**What you are asked to do**
Each line containing the word "color" must be collected.

_ _ _ _ _

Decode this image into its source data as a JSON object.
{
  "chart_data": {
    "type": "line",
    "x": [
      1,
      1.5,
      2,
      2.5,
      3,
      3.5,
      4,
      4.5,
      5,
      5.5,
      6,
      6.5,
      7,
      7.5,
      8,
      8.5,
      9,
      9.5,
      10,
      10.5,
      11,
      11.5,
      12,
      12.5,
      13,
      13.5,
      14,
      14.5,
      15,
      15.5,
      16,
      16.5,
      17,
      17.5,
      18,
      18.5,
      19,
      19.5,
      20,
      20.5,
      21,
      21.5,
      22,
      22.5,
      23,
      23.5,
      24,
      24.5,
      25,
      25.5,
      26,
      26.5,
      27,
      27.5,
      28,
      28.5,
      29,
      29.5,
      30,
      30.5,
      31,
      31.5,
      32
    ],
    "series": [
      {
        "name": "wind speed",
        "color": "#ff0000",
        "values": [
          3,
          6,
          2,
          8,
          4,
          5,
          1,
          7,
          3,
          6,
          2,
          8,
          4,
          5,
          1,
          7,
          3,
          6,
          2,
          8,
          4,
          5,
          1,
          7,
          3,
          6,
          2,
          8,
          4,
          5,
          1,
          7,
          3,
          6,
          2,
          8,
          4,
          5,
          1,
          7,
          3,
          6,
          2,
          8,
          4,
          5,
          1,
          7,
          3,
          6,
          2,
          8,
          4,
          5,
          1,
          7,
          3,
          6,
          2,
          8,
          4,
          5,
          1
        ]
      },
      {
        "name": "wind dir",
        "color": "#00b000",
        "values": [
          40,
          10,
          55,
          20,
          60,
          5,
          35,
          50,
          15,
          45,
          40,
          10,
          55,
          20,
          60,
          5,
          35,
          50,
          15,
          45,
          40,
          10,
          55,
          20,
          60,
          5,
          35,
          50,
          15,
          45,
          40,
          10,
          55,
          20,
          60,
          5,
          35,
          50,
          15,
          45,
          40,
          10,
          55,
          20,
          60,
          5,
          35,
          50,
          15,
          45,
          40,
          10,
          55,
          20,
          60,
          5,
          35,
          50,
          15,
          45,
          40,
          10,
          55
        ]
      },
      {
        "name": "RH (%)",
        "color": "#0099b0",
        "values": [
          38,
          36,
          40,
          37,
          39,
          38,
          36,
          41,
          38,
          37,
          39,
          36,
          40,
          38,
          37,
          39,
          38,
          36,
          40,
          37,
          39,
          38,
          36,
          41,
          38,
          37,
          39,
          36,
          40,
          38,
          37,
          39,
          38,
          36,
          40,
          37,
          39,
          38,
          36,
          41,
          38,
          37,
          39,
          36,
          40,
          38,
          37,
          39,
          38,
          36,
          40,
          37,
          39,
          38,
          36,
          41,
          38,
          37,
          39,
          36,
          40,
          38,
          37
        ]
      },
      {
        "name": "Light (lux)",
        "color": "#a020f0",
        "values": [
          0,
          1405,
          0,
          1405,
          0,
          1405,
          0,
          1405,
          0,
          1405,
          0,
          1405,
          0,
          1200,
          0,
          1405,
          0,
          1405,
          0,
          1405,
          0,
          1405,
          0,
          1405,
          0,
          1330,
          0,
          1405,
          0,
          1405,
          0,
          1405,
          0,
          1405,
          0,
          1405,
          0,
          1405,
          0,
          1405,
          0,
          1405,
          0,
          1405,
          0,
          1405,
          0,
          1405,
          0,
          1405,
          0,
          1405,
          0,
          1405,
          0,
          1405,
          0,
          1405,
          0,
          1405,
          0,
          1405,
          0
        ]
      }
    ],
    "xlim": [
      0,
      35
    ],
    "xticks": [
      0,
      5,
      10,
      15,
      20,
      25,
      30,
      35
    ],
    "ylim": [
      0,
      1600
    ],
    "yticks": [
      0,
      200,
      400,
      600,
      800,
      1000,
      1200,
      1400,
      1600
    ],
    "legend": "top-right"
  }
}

_ _ _ _ _

**Written solution**
        "color": "#ff0000",
        "color": "#00b000",
        "color": "#0099b0",
        "color": "#a020f0",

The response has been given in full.